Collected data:

-- begin --

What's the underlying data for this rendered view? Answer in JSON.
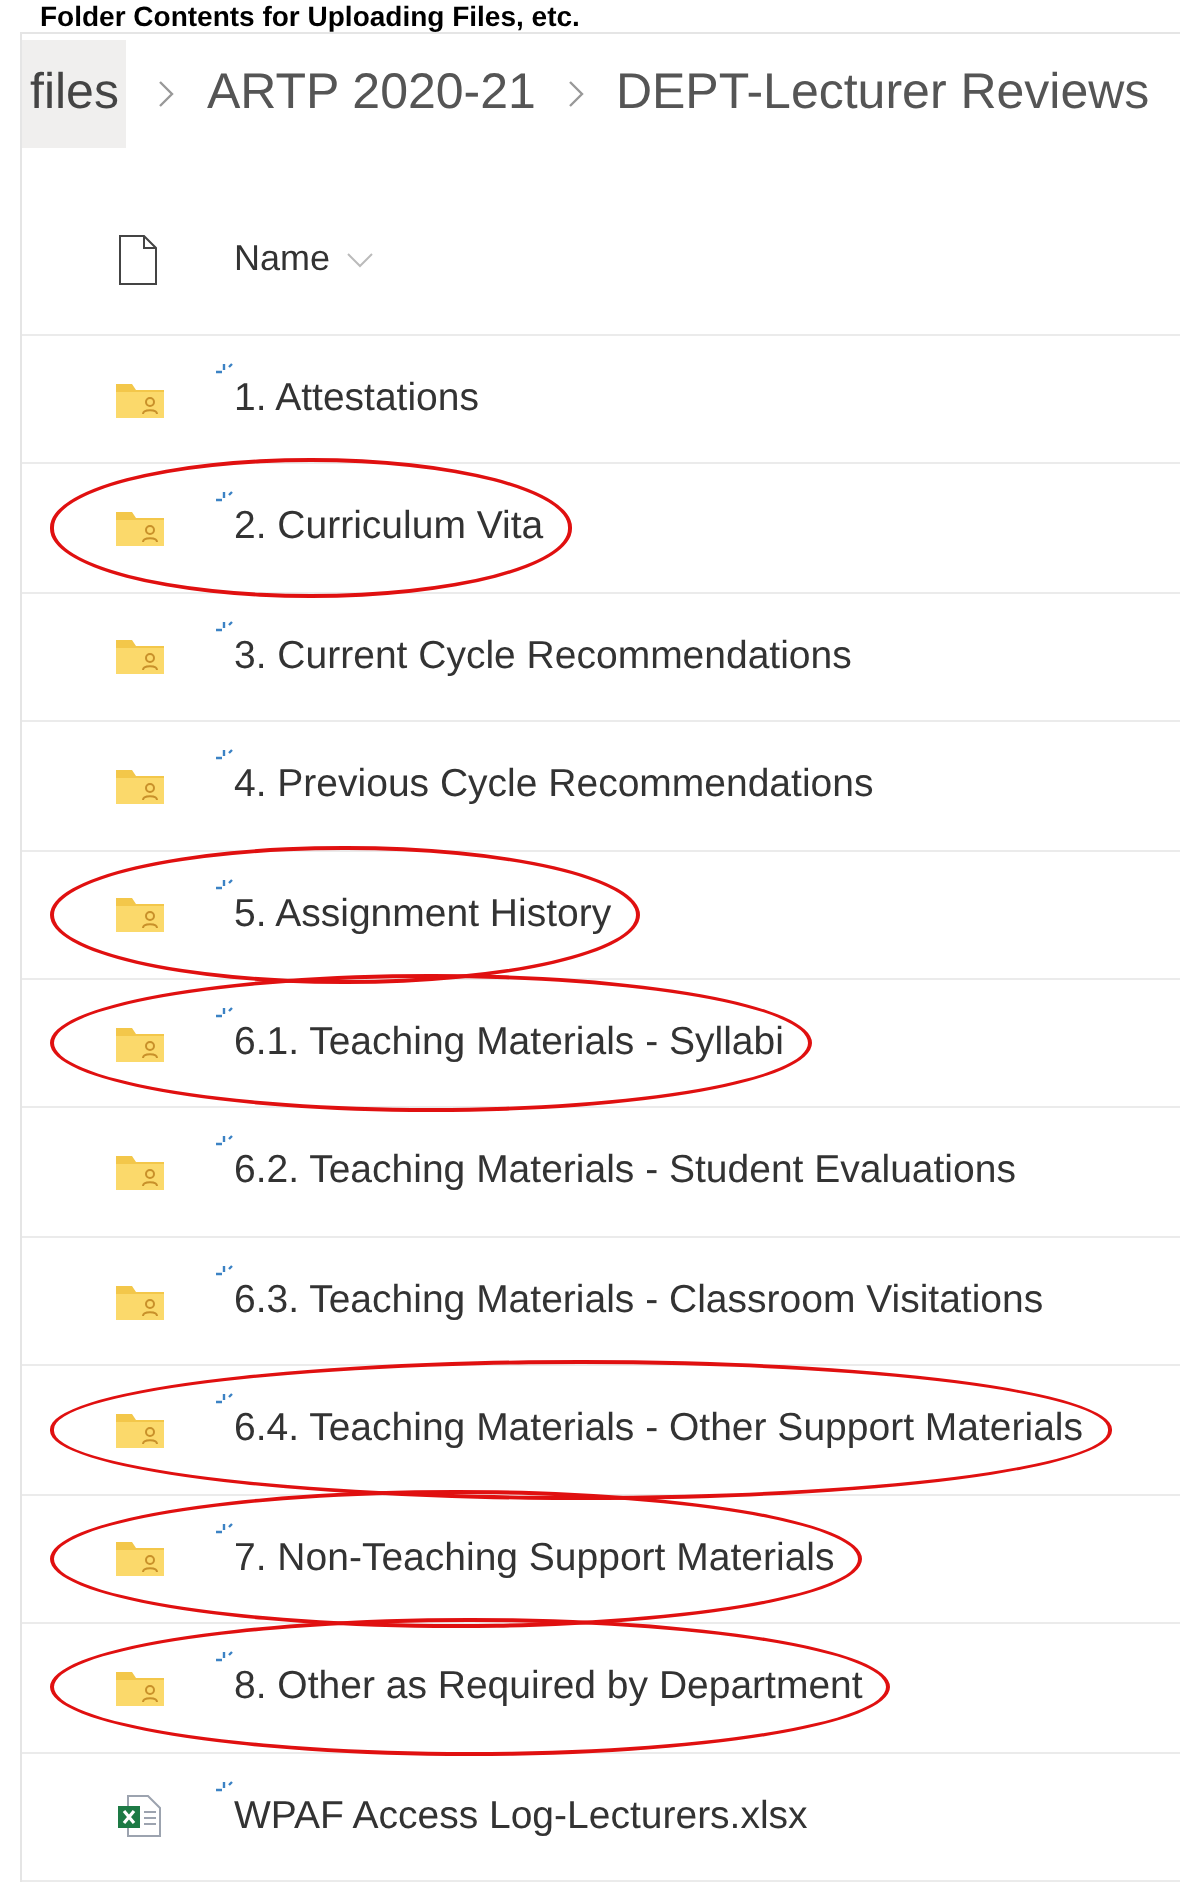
{
  "heading": "Folder Contents for Uploading Files, etc.",
  "breadcrumb": [
    {
      "label": "files",
      "selected": true
    },
    {
      "label": "ARTP 2020-21",
      "selected": false
    },
    {
      "label": "DEPT-Lecturer Reviews",
      "selected": false
    }
  ],
  "table": {
    "columns": [
      "Name"
    ],
    "rows": [
      {
        "kind": "folder",
        "name": "1. Attestations",
        "circled": false
      },
      {
        "kind": "folder",
        "name": "2. Curriculum Vita",
        "circled": true
      },
      {
        "kind": "folder",
        "name": "3. Current Cycle Recommendations",
        "circled": false
      },
      {
        "kind": "folder",
        "name": "4. Previous Cycle Recommendations",
        "circled": false
      },
      {
        "kind": "folder",
        "name": "5. Assignment History",
        "circled": true
      },
      {
        "kind": "folder",
        "name": "6.1. Teaching Materials - Syllabi",
        "circled": true
      },
      {
        "kind": "folder",
        "name": "6.2. Teaching Materials - Student Evaluations",
        "circled": false
      },
      {
        "kind": "folder",
        "name": "6.3. Teaching Materials - Classroom Visitations",
        "circled": false
      },
      {
        "kind": "folder",
        "name": "6.4. Teaching Materials - Other Support Materials",
        "circled": true
      },
      {
        "kind": "folder",
        "name": "7. Non-Teaching Support Materials",
        "circled": true
      },
      {
        "kind": "folder",
        "name": "8. Other as Required by Department",
        "circled": true
      },
      {
        "kind": "excel",
        "name": "WPAF Access Log-Lecturers.xlsx",
        "circled": false
      }
    ]
  }
}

-- end --

» Task goal
Except for the pictures, reproduce every line exactly.

» Exercise answer
What's the underlying data for this rendered view? Answer in JSON.
{
  "heading": "Folder Contents for Uploading Files, etc.",
  "breadcrumb": [
    {
      "label": "files",
      "selected": true
    },
    {
      "label": "ARTP 2020-21",
      "selected": false
    },
    {
      "label": "DEPT-Lecturer Reviews",
      "selected": false
    }
  ],
  "table": {
    "columns": [
      "Name"
    ],
    "rows": [
      {
        "kind": "folder",
        "name": "1. Attestations",
        "circled": false
      },
      {
        "kind": "folder",
        "name": "2. Curriculum Vita",
        "circled": true
      },
      {
        "kind": "folder",
        "name": "3. Current Cycle Recommendations",
        "circled": false
      },
      {
        "kind": "folder",
        "name": "4. Previous Cycle Recommendations",
        "circled": false
      },
      {
        "kind": "folder",
        "name": "5. Assignment History",
        "circled": true
      },
      {
        "kind": "folder",
        "name": "6.1. Teaching Materials - Syllabi",
        "circled": true
      },
      {
        "kind": "folder",
        "name": "6.2. Teaching Materials - Student Evaluations",
        "circled": false
      },
      {
        "kind": "folder",
        "name": "6.3. Teaching Materials - Classroom Visitations",
        "circled": false
      },
      {
        "kind": "folder",
        "name": "6.4. Teaching Materials - Other Support Materials",
        "circled": true
      },
      {
        "kind": "folder",
        "name": "7. Non-Teaching Support Materials",
        "circled": true
      },
      {
        "kind": "folder",
        "name": "8. Other as Required by Department",
        "circled": true
      },
      {
        "kind": "excel",
        "name": "WPAF Access Log-Lecturers.xlsx",
        "circled": false
      }
    ]
  }
}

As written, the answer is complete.